### Work to be completed:
Make an exact copy of the listing below.

### Recorded data:
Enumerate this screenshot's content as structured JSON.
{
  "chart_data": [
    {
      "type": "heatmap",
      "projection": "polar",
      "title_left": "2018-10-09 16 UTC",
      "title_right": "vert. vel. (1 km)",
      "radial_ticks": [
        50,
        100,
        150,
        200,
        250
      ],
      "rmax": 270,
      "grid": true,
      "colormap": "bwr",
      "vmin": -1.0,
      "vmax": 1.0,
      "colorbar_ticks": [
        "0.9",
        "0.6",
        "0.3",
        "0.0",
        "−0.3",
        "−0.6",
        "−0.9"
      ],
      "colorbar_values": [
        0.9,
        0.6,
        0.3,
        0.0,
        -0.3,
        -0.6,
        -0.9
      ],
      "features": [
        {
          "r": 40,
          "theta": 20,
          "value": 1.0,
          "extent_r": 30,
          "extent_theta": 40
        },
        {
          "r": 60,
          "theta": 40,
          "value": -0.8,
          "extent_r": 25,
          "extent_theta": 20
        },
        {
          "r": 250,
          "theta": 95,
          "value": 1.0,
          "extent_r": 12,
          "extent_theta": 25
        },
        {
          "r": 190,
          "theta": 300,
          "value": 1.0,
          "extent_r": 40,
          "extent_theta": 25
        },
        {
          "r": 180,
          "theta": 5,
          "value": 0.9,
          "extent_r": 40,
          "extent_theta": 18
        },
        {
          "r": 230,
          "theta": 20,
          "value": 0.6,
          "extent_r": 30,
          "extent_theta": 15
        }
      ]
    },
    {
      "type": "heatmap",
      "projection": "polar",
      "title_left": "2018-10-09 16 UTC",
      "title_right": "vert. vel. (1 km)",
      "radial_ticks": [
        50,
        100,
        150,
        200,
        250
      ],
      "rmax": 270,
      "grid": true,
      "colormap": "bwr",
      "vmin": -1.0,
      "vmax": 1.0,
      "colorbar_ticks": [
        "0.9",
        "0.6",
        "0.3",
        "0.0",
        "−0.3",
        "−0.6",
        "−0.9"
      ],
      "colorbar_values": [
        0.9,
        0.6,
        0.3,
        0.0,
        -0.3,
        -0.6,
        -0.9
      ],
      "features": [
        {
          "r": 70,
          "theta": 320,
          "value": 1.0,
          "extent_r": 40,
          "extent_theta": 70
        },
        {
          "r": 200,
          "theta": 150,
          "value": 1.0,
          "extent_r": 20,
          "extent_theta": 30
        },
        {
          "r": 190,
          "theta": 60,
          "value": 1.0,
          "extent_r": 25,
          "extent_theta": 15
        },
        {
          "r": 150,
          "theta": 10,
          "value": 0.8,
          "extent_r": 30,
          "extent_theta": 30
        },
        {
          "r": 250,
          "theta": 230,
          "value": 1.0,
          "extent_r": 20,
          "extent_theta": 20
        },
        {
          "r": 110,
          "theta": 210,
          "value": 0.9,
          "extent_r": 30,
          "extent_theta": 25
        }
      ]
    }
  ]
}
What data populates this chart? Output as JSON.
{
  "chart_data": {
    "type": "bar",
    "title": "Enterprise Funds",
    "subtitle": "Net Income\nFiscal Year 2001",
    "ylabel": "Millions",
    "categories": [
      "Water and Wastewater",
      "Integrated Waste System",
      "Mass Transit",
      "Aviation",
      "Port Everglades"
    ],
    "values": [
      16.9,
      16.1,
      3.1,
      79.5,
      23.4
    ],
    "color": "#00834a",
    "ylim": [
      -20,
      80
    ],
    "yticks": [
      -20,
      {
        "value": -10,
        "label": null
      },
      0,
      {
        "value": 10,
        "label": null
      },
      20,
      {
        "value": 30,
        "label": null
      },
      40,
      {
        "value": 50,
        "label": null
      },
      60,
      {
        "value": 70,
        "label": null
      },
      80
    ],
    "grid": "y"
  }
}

### Written reply:
Enumerate this screenshot's content as structured JSON.
{
  "chart_data": [
    {
      "type": "heatmap",
      "projection": "polar",
      "title_left": "2018-10-09 16 UTC",
      "title_right": "vert. vel. (1 km)",
      "radial_ticks": [
        50,
        100,
        150,
        200,
        250
      ],
      "rmax": 270,
      "grid": true,
      "colormap": "bwr",
      "vmin": -1.0,
      "vmax": 1.0,
      "colorbar_ticks": [
        "0.9",
        "0.6",
        "0.3",
        "0.0",
        "−0.3",
        "−0.6",
        "−0.9"
      ],
      "colorbar_values": [
        0.9,
        0.6,
        0.3,
        0.0,
        -0.3,
        -0.6,
        -0.9
      ],
      "features": [
        {
          "r": 40,
          "theta": 20,
          "value": 1.0,
          "extent_r": 30,
          "extent_theta": 40
        },
        {
          "r": 60,
          "theta": 40,
          "value": -0.8,
          "extent_r": 25,
          "extent_theta": 20
        },
        {
          "r": 250,
          "theta": 95,
          "value": 1.0,
          "extent_r": 12,
          "extent_theta": 25
        },
        {
          "r": 190,
          "theta": 300,
          "value": 1.0,
          "extent_r": 40,
          "extent_theta": 25
        },
        {
          "r": 180,
          "theta": 5,
          "value": 0.9,
          "extent_r": 40,
          "extent_theta": 18
        },
        {
          "r": 230,
          "theta": 20,
          "value": 0.6,
          "extent_r": 30,
          "extent_theta": 15
        }
      ]
    },
    {
      "type": "heatmap",
      "projection": "polar",
      "title_left": "2018-10-09 16 UTC",
      "title_right": "vert. vel. (1 km)",
      "radial_ticks": [
        50,
        100,
        150,
        200,
        250
      ],
      "rmax": 270,
      "grid": true,
      "colormap": "bwr",
      "vmin": -1.0,
      "vmax": 1.0,
      "colorbar_ticks": [
        "0.9",
        "0.6",
        "0.3",
        "0.0",
        "−0.3",
        "−0.6",
        "−0.9"
      ],
      "colorbar_values": [
        0.9,
        0.6,
        0.3,
        0.0,
        -0.3,
        -0.6,
        -0.9
      ],
      "features": [
        {
          "r": 70,
          "theta": 320,
          "value": 1.0,
          "extent_r": 40,
          "extent_theta": 70
        },
        {
          "r": 200,
          "theta": 150,
          "value": 1.0,
          "extent_r": 20,
          "extent_theta": 30
        },
        {
          "r": 190,
          "theta": 60,
          "value": 1.0,
          "extent_r": 25,
          "extent_theta": 15
        },
        {
          "r": 150,
          "theta": 10,
          "value": 0.8,
          "extent_r": 30,
          "extent_theta": 30
        },
        {
          "r": 250,
          "theta": 230,
          "value": 1.0,
          "extent_r": 20,
          "extent_theta": 20
        },
        {
          "r": 110,
          "theta": 210,
          "value": 0.9,
          "extent_r": 30,
          "extent_theta": 25
        }
      ]
    }
  ]
}
What data populates this chart? Output as JSON.
{
  "chart_data": {
    "type": "bar",
    "title": "Enterprise Funds",
    "subtitle": "Net Income\nFiscal Year 2001",
    "ylabel": "Millions",
    "categories": [
      "Water and Wastewater",
      "Integrated Waste System",
      "Mass Transit",
      "Aviation",
      "Port Everglades"
    ],
    "values": [
      16.9,
      16.1,
      3.1,
      79.5,
      23.4
    ],
    "color": "#00834a",
    "ylim": [
      -20,
      80
    ],
    "yticks": [
      -20,
      {
        "value": -10,
        "label": null
      },
      0,
      {
        "value": 10,
        "label": null
      },
      20,
      {
        "value": 30,
        "label": null
      },
      40,
      {
        "value": 50,
        "label": null
      },
      60,
      {
        "value": 70,
        "label": null
      },
      80
    ],
    "grid": "y"
  }
}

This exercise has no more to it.